→ **TASK STATEMENT**
From the line with "Transcribe this image's" down to the final line of the material below, quote every line exactly and leave out all lines before it.

→ **ENTRIES PROVIDED**
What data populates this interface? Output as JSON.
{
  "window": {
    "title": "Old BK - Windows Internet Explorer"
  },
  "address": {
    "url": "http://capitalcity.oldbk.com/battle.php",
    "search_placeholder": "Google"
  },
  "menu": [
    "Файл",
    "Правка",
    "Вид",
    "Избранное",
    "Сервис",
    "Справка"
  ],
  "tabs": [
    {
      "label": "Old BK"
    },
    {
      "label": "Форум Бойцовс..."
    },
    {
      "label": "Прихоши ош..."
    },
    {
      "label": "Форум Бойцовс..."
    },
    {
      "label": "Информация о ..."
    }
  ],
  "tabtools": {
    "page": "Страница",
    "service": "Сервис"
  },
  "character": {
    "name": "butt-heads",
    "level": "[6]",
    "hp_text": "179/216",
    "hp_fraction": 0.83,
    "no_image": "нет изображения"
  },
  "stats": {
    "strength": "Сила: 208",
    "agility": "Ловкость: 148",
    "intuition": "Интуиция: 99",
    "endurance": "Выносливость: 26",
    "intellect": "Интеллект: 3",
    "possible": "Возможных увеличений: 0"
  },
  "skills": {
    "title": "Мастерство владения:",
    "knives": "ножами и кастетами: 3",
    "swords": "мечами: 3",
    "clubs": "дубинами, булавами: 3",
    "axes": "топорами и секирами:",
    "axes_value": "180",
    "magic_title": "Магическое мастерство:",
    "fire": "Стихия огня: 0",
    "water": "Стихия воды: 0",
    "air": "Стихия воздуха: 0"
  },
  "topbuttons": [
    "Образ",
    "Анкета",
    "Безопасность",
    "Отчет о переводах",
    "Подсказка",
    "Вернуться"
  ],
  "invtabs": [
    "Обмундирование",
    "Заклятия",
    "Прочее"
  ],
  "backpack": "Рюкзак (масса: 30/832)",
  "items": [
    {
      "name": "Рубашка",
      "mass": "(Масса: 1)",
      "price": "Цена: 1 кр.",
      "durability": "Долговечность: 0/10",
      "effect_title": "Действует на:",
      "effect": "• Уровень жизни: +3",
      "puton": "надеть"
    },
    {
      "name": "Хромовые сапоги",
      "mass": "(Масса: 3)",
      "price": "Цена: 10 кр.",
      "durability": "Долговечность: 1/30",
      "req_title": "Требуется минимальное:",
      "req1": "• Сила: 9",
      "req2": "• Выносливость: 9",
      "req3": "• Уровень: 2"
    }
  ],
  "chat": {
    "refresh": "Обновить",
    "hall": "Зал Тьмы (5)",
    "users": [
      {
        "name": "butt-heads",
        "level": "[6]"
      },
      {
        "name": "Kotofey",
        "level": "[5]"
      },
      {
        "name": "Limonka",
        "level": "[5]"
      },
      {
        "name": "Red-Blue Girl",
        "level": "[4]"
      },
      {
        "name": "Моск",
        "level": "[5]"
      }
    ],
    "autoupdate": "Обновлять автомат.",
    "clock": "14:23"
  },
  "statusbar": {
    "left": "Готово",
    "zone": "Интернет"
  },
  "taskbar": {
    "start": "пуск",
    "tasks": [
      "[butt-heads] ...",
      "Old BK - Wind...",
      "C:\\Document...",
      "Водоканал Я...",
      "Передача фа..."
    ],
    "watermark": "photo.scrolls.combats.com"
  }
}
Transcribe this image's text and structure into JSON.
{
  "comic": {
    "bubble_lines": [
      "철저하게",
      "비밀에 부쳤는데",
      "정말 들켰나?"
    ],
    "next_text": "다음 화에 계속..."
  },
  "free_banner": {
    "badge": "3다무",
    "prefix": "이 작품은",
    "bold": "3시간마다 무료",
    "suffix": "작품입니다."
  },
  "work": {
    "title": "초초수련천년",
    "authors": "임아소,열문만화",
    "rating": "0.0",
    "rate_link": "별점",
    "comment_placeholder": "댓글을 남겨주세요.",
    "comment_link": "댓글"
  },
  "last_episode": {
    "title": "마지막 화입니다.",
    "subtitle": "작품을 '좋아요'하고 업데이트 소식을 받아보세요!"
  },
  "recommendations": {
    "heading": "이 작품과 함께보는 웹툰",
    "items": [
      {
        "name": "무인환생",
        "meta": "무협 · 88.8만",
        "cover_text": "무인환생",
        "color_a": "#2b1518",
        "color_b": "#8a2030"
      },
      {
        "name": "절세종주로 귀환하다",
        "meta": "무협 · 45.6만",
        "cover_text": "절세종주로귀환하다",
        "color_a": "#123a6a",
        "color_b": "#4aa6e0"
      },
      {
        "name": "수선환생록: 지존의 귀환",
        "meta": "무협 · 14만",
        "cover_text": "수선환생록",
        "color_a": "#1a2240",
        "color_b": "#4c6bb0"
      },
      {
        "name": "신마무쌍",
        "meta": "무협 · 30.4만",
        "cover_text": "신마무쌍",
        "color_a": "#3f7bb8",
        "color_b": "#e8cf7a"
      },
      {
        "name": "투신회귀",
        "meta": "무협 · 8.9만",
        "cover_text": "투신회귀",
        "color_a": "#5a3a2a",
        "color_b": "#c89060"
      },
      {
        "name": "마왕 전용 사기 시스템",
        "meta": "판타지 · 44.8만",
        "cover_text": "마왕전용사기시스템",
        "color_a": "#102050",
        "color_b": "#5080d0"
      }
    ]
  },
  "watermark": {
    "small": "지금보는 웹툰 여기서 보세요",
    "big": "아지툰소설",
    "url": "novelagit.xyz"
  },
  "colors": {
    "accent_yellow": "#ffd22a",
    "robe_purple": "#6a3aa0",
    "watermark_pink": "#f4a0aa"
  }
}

→ **RESPONSE FOR THIS EXERCISE**
Transcribe this image's text and structure into JSON.
{
  "comic": {
    "bubble_lines": [
      "철저하게",
      "비밀에 부쳤는데",
      "정말 들켰나?"
    ],
    "next_text": "다음 화에 계속..."
  },
  "free_banner": {
    "badge": "3다무",
    "prefix": "이 작품은",
    "bold": "3시간마다 무료",
    "suffix": "작품입니다."
  },
  "work": {
    "title": "초초수련천년",
    "authors": "임아소,열문만화",
    "rating": "0.0",
    "rate_link": "별점",
    "comment_placeholder": "댓글을 남겨주세요.",
    "comment_link": "댓글"
  },
  "last_episode": {
    "title": "마지막 화입니다.",
    "subtitle": "작품을 '좋아요'하고 업데이트 소식을 받아보세요!"
  },
  "recommendations": {
    "heading": "이 작품과 함께보는 웹툰",
    "items": [
      {
        "name": "무인환생",
        "meta": "무협 · 88.8만",
        "cover_text": "무인환생",
        "color_a": "#2b1518",
        "color_b": "#8a2030"
      },
      {
        "name": "절세종주로 귀환하다",
        "meta": "무협 · 45.6만",
        "cover_text": "절세종주로귀환하다",
        "color_a": "#123a6a",
        "color_b": "#4aa6e0"
      },
      {
        "name": "수선환생록: 지존의 귀환",
        "meta": "무협 · 14만",
        "cover_text": "수선환생록",
        "color_a": "#1a2240",
        "color_b": "#4c6bb0"
      },
      {
        "name": "신마무쌍",
        "meta": "무협 · 30.4만",
        "cover_text": "신마무쌍",
        "color_a": "#3f7bb8",
        "color_b": "#e8cf7a"
      },
      {
        "name": "투신회귀",
        "meta": "무협 · 8.9만",
        "cover_text": "투신회귀",
        "color_a": "#5a3a2a",
        "color_b": "#c89060"
      },
      {
        "name": "마왕 전용 사기 시스템",
        "meta": "판타지 · 44.8만",
        "cover_text": "마왕전용사기시스템",
        "color_a": "#102050",
        "color_b": "#5080d0"
      }
    ]
  },
  "watermark": {
    "small": "지금보는 웹툰 여기서 보세요",
    "big": "아지툰소설",
    "url": "novelagit.xyz"
  },
  "colors": {
    "accent_yellow": "#ffd22a",
    "robe_purple": "#6a3aa0",
    "watermark_pink": "#f4a0aa"
  }
}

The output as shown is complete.